Instructions for the task:
It is required that all of the data be written out exactly.

start Information provided

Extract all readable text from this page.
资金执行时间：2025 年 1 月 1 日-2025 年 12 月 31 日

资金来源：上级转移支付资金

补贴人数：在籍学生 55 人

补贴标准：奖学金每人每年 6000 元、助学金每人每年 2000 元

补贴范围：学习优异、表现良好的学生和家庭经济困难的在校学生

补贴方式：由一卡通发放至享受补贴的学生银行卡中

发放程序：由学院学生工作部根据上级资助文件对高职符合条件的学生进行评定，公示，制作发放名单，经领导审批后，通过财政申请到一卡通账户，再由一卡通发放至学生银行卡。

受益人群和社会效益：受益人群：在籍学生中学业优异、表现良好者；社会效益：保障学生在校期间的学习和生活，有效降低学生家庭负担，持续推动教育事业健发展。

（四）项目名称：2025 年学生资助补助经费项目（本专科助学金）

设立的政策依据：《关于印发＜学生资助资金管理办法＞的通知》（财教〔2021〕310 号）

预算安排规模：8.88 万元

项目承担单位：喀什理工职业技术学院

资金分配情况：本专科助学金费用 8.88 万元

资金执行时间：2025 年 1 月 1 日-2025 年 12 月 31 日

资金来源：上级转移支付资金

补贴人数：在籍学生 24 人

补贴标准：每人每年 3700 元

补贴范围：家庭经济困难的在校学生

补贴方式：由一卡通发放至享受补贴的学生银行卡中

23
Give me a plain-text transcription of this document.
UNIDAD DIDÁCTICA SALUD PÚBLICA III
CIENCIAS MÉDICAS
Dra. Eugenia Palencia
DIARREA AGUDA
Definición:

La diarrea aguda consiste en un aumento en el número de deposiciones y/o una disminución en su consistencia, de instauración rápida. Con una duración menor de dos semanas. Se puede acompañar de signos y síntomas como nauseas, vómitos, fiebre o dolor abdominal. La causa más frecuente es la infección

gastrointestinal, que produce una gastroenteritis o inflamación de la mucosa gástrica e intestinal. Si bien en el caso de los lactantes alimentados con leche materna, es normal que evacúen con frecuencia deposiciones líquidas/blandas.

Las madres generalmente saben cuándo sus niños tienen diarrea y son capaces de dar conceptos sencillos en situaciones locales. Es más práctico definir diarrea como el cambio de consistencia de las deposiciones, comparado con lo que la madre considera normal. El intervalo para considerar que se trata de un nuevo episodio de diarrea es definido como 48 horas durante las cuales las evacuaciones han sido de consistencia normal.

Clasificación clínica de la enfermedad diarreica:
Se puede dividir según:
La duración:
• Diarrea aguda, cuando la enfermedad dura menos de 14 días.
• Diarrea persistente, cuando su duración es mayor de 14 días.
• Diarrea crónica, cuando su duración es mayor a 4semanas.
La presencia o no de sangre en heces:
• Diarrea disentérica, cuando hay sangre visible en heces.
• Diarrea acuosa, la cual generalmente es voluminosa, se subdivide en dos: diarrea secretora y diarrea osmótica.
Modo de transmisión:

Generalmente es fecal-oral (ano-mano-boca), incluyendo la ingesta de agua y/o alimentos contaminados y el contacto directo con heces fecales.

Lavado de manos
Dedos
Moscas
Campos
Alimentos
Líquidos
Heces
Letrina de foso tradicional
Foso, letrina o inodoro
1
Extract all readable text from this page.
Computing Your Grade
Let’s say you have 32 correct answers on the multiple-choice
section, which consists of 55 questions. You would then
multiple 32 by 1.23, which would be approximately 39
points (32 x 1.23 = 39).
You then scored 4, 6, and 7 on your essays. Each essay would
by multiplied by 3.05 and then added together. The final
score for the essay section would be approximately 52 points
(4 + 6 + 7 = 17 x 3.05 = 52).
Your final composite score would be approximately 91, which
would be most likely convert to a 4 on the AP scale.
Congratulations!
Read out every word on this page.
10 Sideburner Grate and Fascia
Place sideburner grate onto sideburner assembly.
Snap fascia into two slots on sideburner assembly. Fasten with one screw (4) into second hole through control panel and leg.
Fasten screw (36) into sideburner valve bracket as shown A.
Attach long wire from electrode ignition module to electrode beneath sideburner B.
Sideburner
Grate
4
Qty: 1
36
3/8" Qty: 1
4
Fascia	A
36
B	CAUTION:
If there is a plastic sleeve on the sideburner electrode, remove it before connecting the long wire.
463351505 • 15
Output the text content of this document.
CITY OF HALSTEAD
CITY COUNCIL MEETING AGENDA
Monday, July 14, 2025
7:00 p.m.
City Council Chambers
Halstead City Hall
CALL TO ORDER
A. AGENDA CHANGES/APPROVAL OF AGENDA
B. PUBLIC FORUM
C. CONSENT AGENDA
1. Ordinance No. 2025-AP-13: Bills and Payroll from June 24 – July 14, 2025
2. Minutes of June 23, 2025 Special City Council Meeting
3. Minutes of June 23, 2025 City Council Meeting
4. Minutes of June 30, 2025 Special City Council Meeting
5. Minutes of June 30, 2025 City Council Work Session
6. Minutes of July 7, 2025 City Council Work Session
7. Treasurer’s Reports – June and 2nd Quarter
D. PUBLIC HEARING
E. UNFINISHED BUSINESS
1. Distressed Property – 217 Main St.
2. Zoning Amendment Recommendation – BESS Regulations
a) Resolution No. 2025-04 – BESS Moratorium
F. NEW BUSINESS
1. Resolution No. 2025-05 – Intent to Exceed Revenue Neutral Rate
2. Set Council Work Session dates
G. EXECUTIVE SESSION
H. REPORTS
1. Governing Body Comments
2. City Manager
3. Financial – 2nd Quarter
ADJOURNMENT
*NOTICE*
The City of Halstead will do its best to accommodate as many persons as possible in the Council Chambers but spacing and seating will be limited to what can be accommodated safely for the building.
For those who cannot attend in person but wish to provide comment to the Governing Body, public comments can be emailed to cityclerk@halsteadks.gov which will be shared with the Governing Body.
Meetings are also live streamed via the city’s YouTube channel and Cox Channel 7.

end Information provided

Expected answer:
Extract all readable text from this page.
资金执行时间：2025 年 1 月 1 日-2025 年 12 月 31 日

资金来源：上级转移支付资金

补贴人数：在籍学生 55 人

补贴标准：奖学金每人每年 6000 元、助学金每人每年 2000 元

补贴范围：学习优异、表现良好的学生和家庭经济困难的在校学生

补贴方式：由一卡通发放至享受补贴的学生银行卡中

发放程序：由学院学生工作部根据上级资助文件对高职符合条件的学生进行评定，公示，制作发放名单，经领导审批后，通过财政申请到一卡通账户，再由一卡通发放至学生银行卡。

受益人群和社会效益：受益人群：在籍学生中学业优异、表现良好者；社会效益：保障学生在校期间的学习和生活，有效降低学生家庭负担，持续推动教育事业健发展。

（四）项目名称：2025 年学生资助补助经费项目（本专科助学金）

设立的政策依据：《关于印发＜学生资助资金管理办法＞的通知》（财教〔2021〕310 号）

预算安排规模：8.88 万元

项目承担单位：喀什理工职业技术学院

资金分配情况：本专科助学金费用 8.88 万元

资金执行时间：2025 年 1 月 1 日-2025 年 12 月 31 日

资金来源：上级转移支付资金

补贴人数：在籍学生 24 人

补贴标准：每人每年 3700 元

补贴范围：家庭经济困难的在校学生

补贴方式：由一卡通发放至享受补贴的学生银行卡中

23
Give me a plain-text transcription of this document.
UNIDAD DIDÁCTICA SALUD PÚBLICA III
CIENCIAS MÉDICAS
Dra. Eugenia Palencia
DIARREA AGUDA
Definición:

La diarrea aguda consiste en un aumento en el número de deposiciones y/o una disminución en su consistencia, de instauración rápida. Con una duración menor de dos semanas. Se puede acompañar de signos y síntomas como nauseas, vómitos, fiebre o dolor abdominal. La causa más frecuente es la infección

gastrointestinal, que produce una gastroenteritis o inflamación de la mucosa gástrica e intestinal. Si bien en el caso de los lactantes alimentados con leche materna, es normal que evacúen con frecuencia deposiciones líquidas/blandas.

Las madres generalmente saben cuándo sus niños tienen diarrea y son capaces de dar conceptos sencillos en situaciones locales. Es más práctico definir diarrea como el cambio de consistencia de las deposiciones, comparado con lo que la madre considera normal. El intervalo para considerar que se trata de un nuevo episodio de diarrea es definido como 48 horas durante las cuales las evacuaciones han sido de consistencia normal.

Clasificación clínica de la enfermedad diarreica:
Se puede dividir según:
La duración:
• Diarrea aguda, cuando la enfermedad dura menos de 14 días.
• Diarrea persistente, cuando su duración es mayor de 14 días.
• Diarrea crónica, cuando su duración es mayor a 4semanas.
La presencia o no de sangre en heces:
• Diarrea disentérica, cuando hay sangre visible en heces.
• Diarrea acuosa, la cual generalmente es voluminosa, se subdivide en dos: diarrea secretora y diarrea osmótica.
Modo de transmisión:

Generalmente es fecal-oral (ano-mano-boca), incluyendo la ingesta de agua y/o alimentos contaminados y el contacto directo con heces fecales.

Lavado de manos
Dedos
Moscas
Campos
Alimentos
Líquidos
Heces
Letrina de foso tradicional
Foso, letrina o inodoro
1
Extract all readable text from this page.
Computing Your Grade
Let’s say you have 32 correct answers on the multiple-choice
section, which consists of 55 questions. You would then
multiple 32 by 1.23, which would be approximately 39
points (32 x 1.23 = 39).
You then scored 4, 6, and 7 on your essays. Each essay would
by multiplied by 3.05 and then added together. The final
score for the essay section would be approximately 52 points
(4 + 6 + 7 = 17 x 3.05 = 52).
Your final composite score would be approximately 91, which
would be most likely convert to a 4 on the AP scale.
Congratulations!
Read out every word on this page.
10 Sideburner Grate and Fascia
Place sideburner grate onto sideburner assembly.
Snap fascia into two slots on sideburner assembly. Fasten with one screw (4) into second hole through control panel and leg.
Fasten screw (36) into sideburner valve bracket as shown A.
Attach long wire from electrode ignition module to electrode beneath sideburner B.
Sideburner
Grate
4
Qty: 1
36
3/8" Qty: 1
4
Fascia	A
36
B	CAUTION:
If there is a plastic sleeve on the sideburner electrode, remove it before connecting the long wire.
463351505 • 15
Output the text content of this document.
CITY OF HALSTEAD
CITY COUNCIL MEETING AGENDA
Monday, July 14, 2025
7:00 p.m.
City Council Chambers
Halstead City Hall
CALL TO ORDER
A. AGENDA CHANGES/APPROVAL OF AGENDA
B. PUBLIC FORUM
C. CONSENT AGENDA
1. Ordinance No. 2025-AP-13: Bills and Payroll from June 24 – July 14, 2025
2. Minutes of June 23, 2025 Special City Council Meeting
3. Minutes of June 23, 2025 City Council Meeting
4. Minutes of June 30, 2025 Special City Council Meeting
5. Minutes of June 30, 2025 City Council Work Session
6. Minutes of July 7, 2025 City Council Work Session
7. Treasurer’s Reports – June and 2nd Quarter
D. PUBLIC HEARING
E. UNFINISHED BUSINESS
1. Distressed Property – 217 Main St.
2. Zoning Amendment Recommendation – BESS Regulations
a) Resolution No. 2025-04 – BESS Moratorium
F. NEW BUSINESS
1. Resolution No. 2025-05 – Intent to Exceed Revenue Neutral Rate
2. Set Council Work Session dates
G. EXECUTIVE SESSION
H. REPORTS
1. Governing Body Comments
2. City Manager
3. Financial – 2nd Quarter
ADJOURNMENT
*NOTICE*
The City of Halstead will do its best to accommodate as many persons as possible in the Council Chambers but spacing and seating will be limited to what can be accommodated safely for the building.
For those who cannot attend in person but wish to provide comment to the Governing Body, public comments can be emailed to cityclerk@halsteadks.gov which will be shared with the Governing Body.
Meetings are also live streamed via the city’s YouTube channel and Cox Channel 7.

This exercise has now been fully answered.